-- Set task --
Extract each line of the records below that contains the word "title".

-- Supplied records --
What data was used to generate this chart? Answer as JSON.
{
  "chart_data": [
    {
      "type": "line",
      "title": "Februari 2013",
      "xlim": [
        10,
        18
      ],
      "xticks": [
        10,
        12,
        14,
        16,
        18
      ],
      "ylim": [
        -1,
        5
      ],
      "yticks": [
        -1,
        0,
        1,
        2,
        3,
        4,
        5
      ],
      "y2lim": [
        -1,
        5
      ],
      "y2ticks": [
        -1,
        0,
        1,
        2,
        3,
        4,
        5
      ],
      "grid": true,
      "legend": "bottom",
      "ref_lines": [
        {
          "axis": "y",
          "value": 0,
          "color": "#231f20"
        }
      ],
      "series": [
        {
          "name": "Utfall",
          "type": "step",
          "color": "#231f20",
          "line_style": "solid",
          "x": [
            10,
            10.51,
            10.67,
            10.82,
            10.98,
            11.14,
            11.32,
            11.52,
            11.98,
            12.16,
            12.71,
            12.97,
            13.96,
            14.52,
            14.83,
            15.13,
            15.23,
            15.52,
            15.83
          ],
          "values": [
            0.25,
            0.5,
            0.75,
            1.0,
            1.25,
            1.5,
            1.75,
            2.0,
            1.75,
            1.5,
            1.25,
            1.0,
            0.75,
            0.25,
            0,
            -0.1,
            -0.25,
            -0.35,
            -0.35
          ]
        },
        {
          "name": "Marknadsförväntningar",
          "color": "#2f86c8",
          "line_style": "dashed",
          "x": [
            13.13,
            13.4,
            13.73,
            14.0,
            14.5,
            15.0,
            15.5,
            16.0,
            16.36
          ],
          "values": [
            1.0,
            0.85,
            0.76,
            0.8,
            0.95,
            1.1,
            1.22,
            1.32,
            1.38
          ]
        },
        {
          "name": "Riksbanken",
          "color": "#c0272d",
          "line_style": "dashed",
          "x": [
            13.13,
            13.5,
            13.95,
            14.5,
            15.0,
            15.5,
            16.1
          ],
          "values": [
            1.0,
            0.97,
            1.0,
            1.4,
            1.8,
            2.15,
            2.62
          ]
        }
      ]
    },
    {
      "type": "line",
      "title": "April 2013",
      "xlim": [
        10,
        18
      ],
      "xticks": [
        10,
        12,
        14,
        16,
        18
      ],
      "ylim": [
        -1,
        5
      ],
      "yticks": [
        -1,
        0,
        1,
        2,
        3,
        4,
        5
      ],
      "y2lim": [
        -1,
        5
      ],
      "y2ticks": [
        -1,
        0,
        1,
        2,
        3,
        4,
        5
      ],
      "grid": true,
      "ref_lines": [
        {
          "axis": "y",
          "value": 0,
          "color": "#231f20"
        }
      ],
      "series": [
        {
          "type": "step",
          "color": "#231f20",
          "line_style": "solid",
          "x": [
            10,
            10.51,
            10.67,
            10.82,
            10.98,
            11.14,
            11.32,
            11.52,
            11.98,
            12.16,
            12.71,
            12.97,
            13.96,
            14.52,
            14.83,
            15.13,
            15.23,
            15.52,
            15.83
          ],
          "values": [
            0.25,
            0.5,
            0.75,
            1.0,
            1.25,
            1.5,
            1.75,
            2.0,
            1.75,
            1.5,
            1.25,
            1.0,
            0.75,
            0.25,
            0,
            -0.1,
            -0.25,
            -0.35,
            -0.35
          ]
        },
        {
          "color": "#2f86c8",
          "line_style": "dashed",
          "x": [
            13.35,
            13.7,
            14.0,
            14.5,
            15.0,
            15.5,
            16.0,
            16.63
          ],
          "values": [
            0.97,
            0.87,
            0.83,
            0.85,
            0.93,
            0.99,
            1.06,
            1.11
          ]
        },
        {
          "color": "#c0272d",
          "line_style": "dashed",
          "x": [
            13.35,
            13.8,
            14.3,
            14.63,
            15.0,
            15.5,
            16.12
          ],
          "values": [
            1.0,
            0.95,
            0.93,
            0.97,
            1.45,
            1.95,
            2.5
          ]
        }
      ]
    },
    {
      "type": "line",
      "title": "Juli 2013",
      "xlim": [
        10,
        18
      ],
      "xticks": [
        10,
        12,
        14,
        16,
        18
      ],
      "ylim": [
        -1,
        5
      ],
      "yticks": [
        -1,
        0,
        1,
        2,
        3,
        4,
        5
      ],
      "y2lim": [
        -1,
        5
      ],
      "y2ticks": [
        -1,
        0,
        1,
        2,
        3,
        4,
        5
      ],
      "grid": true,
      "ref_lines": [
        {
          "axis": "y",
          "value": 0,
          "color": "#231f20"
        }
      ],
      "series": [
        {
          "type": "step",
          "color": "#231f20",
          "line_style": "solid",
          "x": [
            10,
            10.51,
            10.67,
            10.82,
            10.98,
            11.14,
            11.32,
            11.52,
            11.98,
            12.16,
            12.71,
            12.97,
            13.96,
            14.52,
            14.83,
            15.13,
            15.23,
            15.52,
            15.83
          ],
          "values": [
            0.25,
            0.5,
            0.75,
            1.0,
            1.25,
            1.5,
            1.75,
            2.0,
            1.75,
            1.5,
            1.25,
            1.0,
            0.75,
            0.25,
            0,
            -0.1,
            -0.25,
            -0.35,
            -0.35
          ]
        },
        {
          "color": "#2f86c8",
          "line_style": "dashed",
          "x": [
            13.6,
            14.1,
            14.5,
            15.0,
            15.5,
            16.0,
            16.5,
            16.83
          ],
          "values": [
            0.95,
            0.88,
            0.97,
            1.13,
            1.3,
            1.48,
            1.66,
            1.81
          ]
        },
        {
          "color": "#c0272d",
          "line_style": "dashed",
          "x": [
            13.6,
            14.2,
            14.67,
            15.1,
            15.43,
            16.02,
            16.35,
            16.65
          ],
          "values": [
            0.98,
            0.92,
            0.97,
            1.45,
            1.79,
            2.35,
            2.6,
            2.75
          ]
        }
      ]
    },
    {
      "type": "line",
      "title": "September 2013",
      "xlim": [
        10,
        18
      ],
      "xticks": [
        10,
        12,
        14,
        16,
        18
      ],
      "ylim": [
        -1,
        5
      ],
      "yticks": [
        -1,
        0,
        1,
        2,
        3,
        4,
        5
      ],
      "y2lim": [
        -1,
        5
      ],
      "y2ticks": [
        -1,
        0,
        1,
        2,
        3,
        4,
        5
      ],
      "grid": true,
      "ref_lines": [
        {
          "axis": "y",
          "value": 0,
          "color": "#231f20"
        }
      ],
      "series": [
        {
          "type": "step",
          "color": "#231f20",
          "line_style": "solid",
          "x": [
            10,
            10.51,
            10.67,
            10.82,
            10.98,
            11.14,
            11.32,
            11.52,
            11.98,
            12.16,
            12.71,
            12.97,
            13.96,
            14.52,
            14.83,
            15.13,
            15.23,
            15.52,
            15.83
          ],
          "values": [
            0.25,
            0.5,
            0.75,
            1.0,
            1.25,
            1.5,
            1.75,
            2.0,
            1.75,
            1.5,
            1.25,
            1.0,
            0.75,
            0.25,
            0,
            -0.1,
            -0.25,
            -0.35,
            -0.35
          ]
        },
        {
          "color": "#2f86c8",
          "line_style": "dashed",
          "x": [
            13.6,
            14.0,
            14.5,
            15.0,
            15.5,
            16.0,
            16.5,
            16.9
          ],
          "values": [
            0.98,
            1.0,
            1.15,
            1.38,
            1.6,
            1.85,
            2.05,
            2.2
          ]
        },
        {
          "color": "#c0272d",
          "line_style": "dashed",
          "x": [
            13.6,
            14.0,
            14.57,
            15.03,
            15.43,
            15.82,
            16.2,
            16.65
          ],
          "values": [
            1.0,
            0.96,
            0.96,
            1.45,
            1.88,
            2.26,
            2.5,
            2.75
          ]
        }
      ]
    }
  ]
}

-- Final answer --
      "title": "Februari 2013",
      "title": "April 2013",
      "title": "Juli 2013",
      "title": "September 2013",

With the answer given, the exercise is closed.